**Material supplied**:
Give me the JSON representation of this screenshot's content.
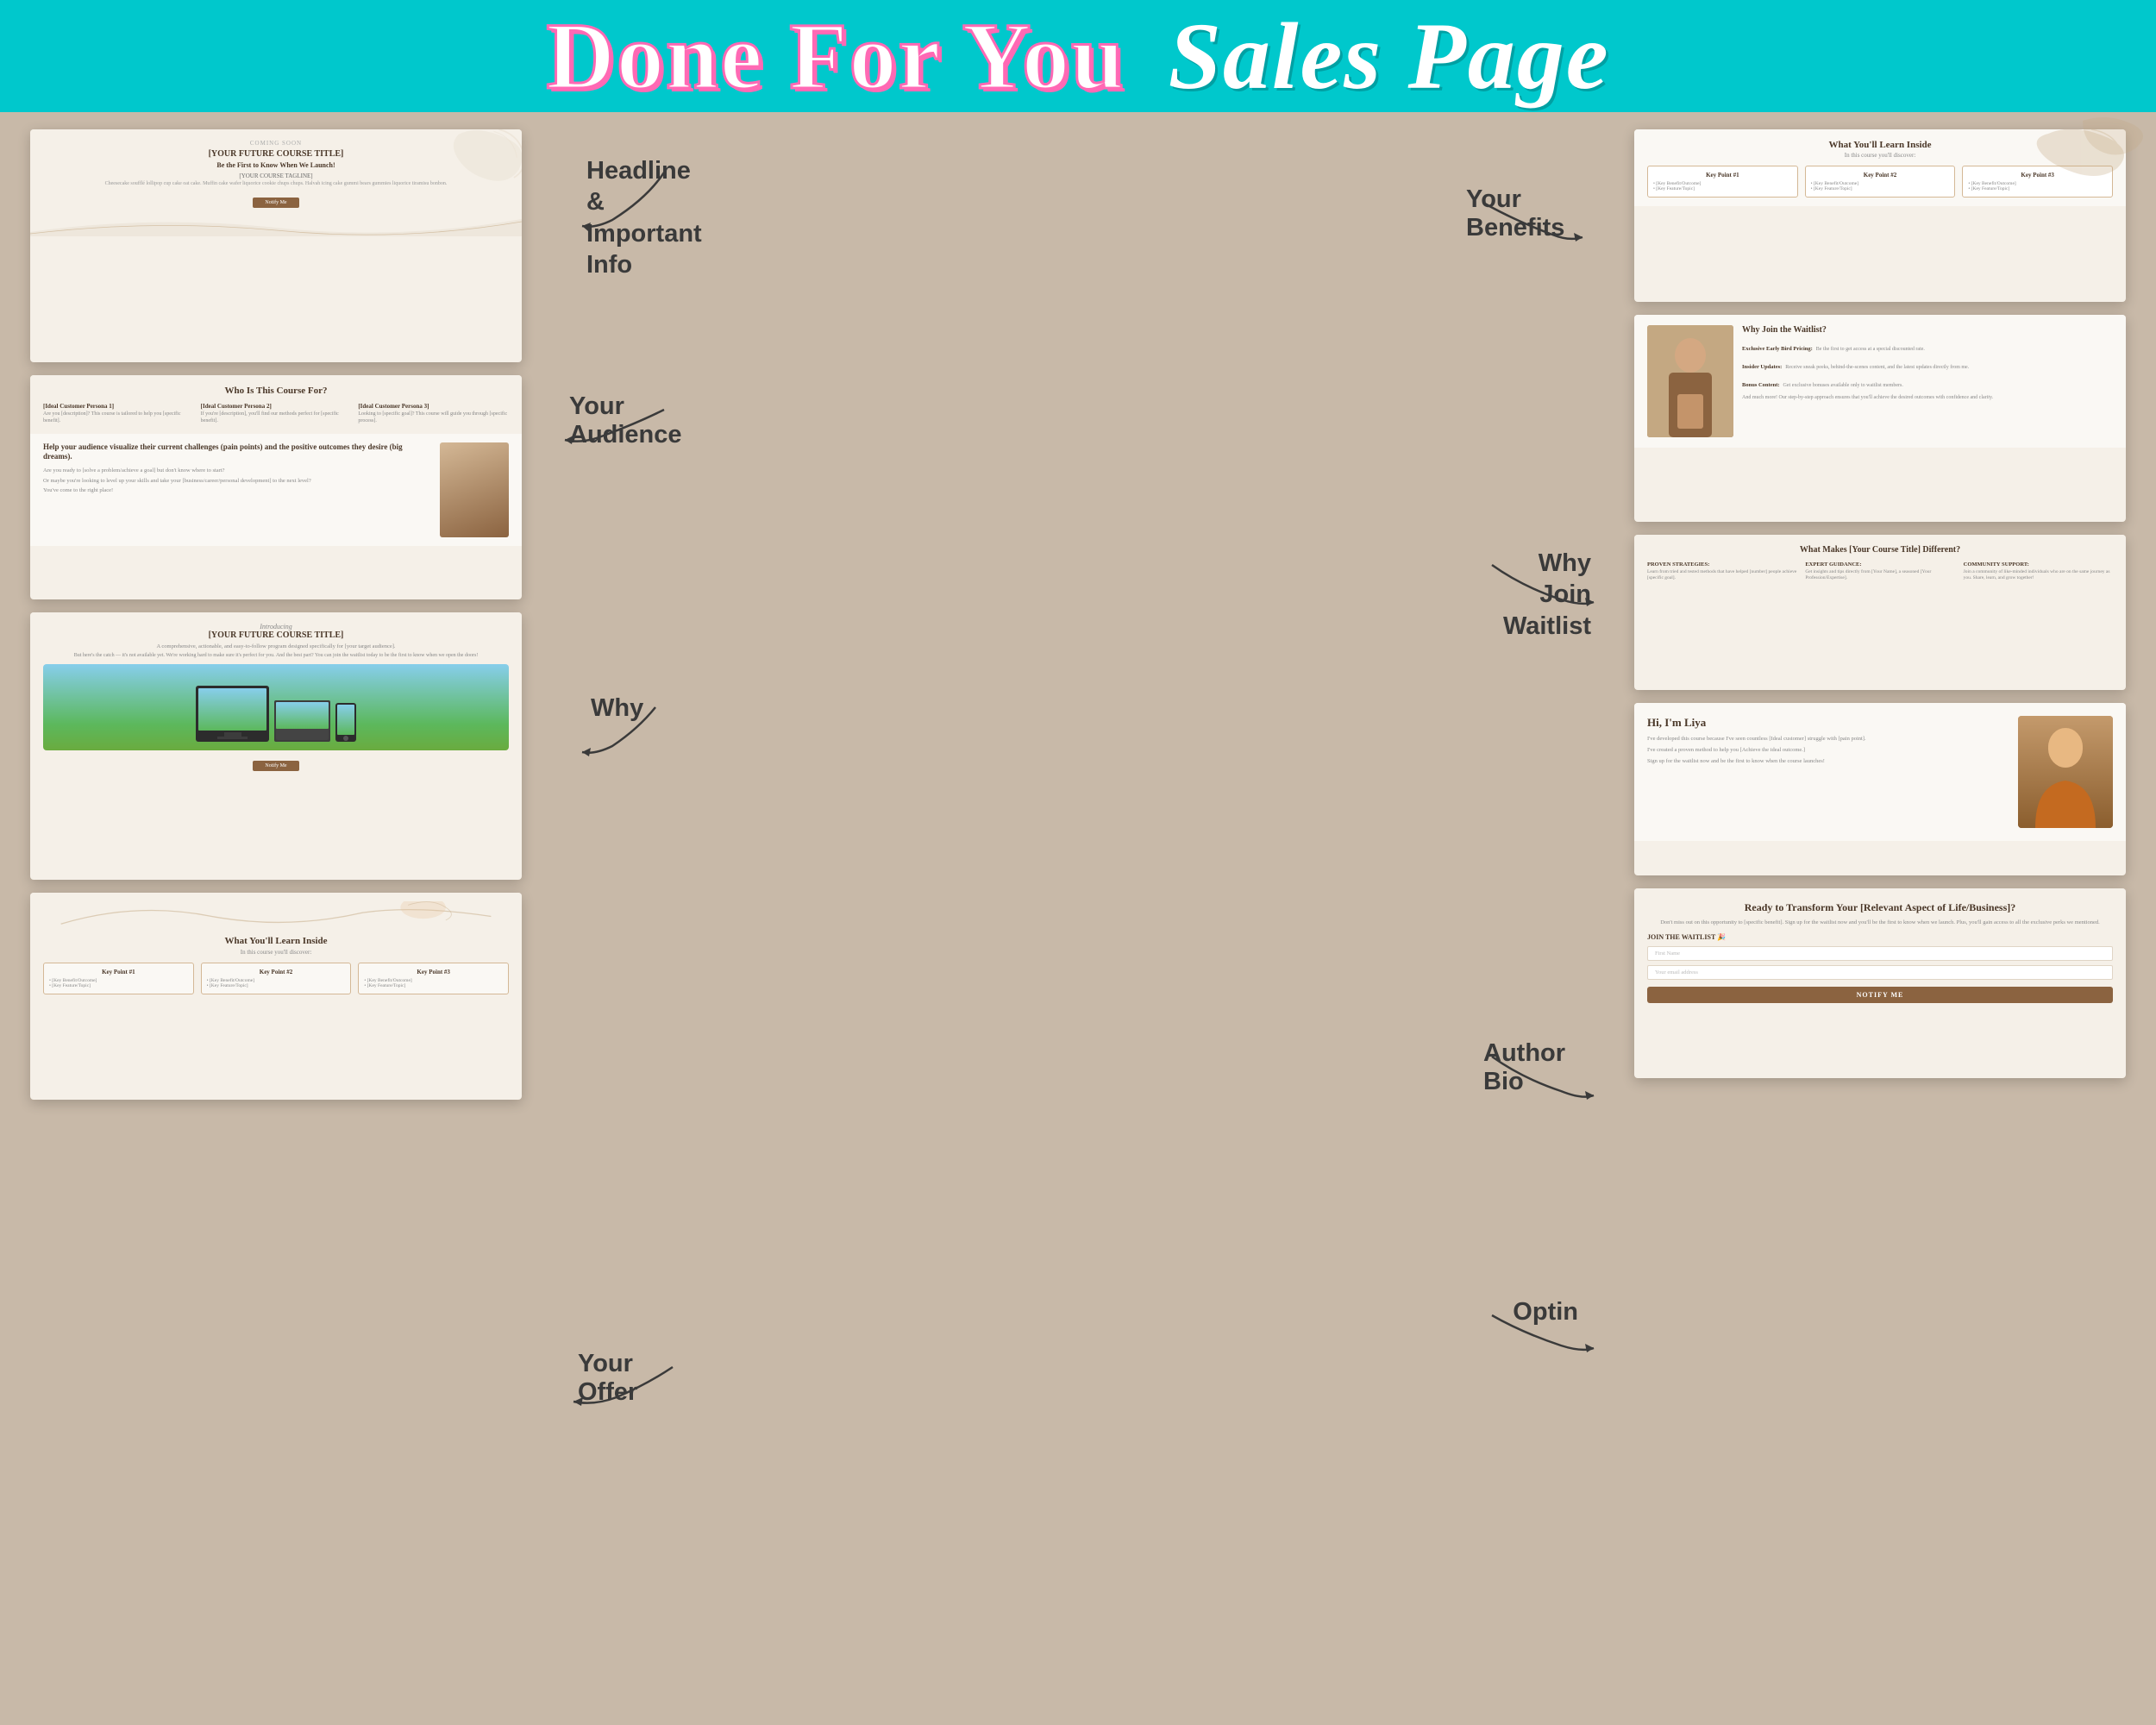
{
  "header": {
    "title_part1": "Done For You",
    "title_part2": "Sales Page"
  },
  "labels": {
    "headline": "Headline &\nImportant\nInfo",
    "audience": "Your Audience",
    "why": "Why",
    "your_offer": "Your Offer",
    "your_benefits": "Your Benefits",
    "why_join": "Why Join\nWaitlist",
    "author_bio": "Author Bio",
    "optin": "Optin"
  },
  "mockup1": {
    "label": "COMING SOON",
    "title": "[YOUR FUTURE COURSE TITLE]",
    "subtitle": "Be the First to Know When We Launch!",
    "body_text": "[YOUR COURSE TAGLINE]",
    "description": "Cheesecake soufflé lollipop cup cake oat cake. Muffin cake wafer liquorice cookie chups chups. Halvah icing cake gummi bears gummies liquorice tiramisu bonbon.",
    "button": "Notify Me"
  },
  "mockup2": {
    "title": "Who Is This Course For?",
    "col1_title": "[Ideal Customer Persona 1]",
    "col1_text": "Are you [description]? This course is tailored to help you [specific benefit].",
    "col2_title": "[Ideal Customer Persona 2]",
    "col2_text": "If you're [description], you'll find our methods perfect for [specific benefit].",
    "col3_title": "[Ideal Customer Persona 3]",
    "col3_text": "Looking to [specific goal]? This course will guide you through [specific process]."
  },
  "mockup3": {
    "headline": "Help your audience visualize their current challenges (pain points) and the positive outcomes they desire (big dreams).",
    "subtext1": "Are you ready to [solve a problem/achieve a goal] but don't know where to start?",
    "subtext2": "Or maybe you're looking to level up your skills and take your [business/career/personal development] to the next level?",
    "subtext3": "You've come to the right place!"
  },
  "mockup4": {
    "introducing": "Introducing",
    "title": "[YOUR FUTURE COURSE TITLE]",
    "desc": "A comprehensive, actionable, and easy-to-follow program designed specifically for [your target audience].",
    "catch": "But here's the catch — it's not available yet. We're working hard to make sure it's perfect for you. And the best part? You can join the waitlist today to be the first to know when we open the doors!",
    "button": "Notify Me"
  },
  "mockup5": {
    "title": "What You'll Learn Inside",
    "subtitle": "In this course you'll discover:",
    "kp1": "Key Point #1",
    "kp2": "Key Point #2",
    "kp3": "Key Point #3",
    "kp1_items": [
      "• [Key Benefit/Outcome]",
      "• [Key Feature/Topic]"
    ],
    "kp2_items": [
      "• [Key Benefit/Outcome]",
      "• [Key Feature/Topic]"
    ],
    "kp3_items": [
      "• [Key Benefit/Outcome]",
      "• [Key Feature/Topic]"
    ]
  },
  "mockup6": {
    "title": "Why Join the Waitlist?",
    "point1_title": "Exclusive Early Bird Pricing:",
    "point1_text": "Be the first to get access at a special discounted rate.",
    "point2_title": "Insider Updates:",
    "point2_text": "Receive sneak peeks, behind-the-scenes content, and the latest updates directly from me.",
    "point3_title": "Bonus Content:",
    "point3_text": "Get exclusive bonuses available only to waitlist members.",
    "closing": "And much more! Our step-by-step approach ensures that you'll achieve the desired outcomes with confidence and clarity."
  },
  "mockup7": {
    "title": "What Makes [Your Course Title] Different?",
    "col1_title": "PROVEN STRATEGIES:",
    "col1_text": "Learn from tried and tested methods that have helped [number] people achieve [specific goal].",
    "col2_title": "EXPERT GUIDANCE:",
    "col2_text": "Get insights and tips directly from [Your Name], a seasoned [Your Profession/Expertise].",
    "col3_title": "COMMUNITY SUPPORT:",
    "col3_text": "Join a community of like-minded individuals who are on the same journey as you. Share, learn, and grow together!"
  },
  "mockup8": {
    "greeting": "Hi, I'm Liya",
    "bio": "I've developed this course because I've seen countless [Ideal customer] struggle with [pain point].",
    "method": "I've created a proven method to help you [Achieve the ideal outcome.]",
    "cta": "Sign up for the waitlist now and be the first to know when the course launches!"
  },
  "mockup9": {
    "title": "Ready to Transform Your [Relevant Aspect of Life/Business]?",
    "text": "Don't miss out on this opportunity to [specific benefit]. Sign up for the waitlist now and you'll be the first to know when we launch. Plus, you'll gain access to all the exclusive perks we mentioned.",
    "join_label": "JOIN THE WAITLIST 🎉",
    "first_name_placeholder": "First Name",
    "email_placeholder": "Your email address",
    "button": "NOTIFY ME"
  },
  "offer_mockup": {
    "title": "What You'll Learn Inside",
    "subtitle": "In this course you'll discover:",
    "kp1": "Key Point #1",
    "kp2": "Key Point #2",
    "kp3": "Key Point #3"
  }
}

...

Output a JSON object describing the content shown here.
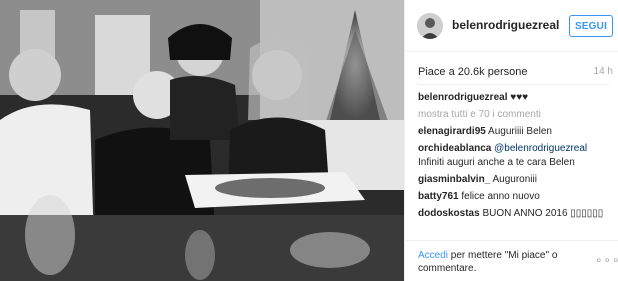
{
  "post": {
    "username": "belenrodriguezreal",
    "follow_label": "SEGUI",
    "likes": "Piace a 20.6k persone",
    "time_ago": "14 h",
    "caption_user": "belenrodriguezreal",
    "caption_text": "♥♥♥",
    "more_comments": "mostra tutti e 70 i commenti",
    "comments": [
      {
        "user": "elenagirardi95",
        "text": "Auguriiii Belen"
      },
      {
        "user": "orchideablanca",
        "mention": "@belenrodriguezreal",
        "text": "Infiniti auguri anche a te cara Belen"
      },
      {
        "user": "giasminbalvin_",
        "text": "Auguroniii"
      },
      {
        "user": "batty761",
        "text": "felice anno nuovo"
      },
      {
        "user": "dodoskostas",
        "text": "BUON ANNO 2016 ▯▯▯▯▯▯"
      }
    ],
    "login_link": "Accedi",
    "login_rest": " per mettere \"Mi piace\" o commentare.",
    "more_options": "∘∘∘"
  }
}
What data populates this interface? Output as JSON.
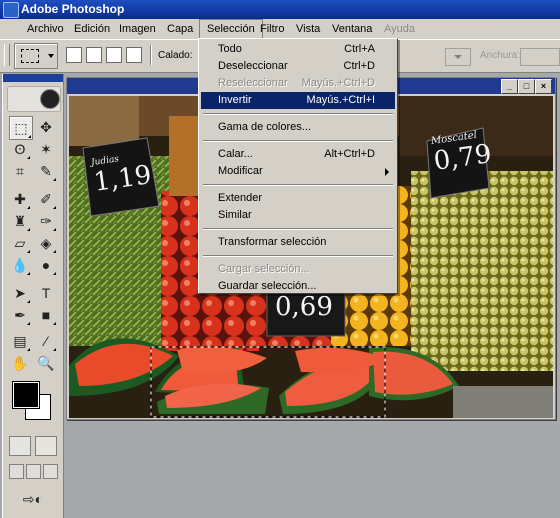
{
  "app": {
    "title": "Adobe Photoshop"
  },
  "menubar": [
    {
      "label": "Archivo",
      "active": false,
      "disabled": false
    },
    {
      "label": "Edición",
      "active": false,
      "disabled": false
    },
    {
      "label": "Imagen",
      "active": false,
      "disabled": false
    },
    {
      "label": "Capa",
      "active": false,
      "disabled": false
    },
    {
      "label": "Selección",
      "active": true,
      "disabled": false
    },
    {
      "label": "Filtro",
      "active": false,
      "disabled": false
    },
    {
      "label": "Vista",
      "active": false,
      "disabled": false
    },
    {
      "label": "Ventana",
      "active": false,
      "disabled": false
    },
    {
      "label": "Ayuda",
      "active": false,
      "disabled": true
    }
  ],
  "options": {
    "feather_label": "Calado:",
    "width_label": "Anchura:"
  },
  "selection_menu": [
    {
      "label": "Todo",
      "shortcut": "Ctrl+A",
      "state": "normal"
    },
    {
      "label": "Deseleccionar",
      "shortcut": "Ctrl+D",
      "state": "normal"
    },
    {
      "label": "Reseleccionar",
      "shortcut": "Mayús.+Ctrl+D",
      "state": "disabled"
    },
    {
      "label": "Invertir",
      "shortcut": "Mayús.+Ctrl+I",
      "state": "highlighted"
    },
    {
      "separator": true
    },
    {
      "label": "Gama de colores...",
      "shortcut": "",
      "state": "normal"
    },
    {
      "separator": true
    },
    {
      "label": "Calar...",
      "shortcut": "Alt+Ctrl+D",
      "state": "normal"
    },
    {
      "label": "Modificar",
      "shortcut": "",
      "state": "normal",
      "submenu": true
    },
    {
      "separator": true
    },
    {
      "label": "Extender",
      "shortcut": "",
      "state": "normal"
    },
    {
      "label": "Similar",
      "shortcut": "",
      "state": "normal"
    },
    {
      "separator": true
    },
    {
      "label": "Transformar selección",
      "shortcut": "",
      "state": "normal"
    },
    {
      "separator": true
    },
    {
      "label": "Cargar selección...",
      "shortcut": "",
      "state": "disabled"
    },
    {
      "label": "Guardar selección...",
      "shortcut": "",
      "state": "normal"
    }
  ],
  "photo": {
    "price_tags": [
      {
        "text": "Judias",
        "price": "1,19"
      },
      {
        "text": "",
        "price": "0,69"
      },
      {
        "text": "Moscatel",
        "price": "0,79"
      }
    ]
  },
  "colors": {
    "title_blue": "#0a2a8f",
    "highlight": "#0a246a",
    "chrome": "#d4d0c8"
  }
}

...

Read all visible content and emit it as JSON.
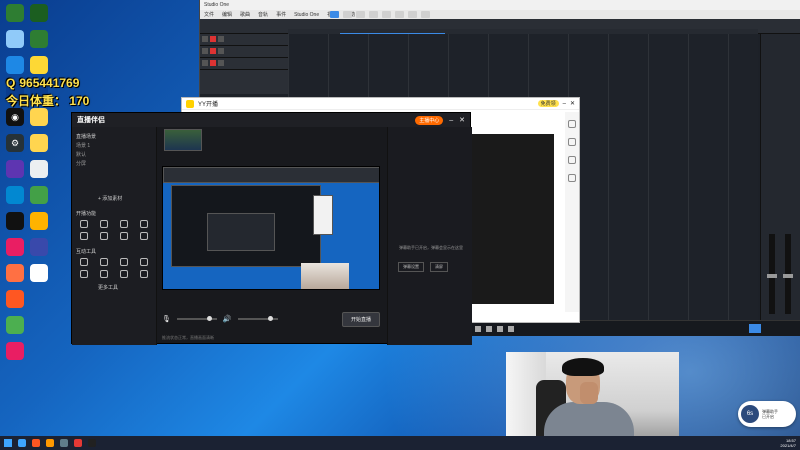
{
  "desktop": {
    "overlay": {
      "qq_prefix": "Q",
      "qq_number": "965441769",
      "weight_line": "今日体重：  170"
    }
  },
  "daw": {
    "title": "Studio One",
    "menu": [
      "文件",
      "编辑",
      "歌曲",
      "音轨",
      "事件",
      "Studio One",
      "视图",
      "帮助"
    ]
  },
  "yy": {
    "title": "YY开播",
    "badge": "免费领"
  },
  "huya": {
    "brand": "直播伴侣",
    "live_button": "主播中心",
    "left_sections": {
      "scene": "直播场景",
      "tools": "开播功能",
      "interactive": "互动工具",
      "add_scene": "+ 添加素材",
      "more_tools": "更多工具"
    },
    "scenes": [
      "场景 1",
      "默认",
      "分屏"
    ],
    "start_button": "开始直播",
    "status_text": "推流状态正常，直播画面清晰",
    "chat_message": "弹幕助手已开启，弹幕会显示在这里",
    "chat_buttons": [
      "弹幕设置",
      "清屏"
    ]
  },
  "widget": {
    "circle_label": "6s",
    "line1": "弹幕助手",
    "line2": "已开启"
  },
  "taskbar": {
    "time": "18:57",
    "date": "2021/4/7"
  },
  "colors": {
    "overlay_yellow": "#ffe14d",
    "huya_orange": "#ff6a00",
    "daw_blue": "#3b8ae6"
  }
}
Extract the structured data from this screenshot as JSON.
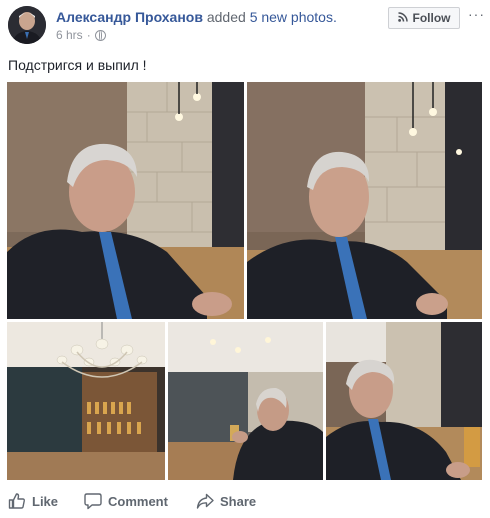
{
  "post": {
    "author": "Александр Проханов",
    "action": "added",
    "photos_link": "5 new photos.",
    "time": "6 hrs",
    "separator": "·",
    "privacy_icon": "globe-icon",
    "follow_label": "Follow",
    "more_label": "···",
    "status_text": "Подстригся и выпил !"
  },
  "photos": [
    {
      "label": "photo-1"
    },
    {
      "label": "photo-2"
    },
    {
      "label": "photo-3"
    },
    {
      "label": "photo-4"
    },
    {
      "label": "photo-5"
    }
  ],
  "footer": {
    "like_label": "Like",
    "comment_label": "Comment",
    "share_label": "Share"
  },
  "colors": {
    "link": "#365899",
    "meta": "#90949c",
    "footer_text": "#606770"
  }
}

**Given instruction**: Copy every line above that holds the word "Ctrl".

**Response below**:
      "shortcut": "Ctrl+A",
      "shortcut": "Ctrl+D",
      "shortcut": "Mayús.+Ctrl+D",
      "shortcut": "Mayús.+Ctrl+I",
      "shortcut": "Alt+Ctrl+D",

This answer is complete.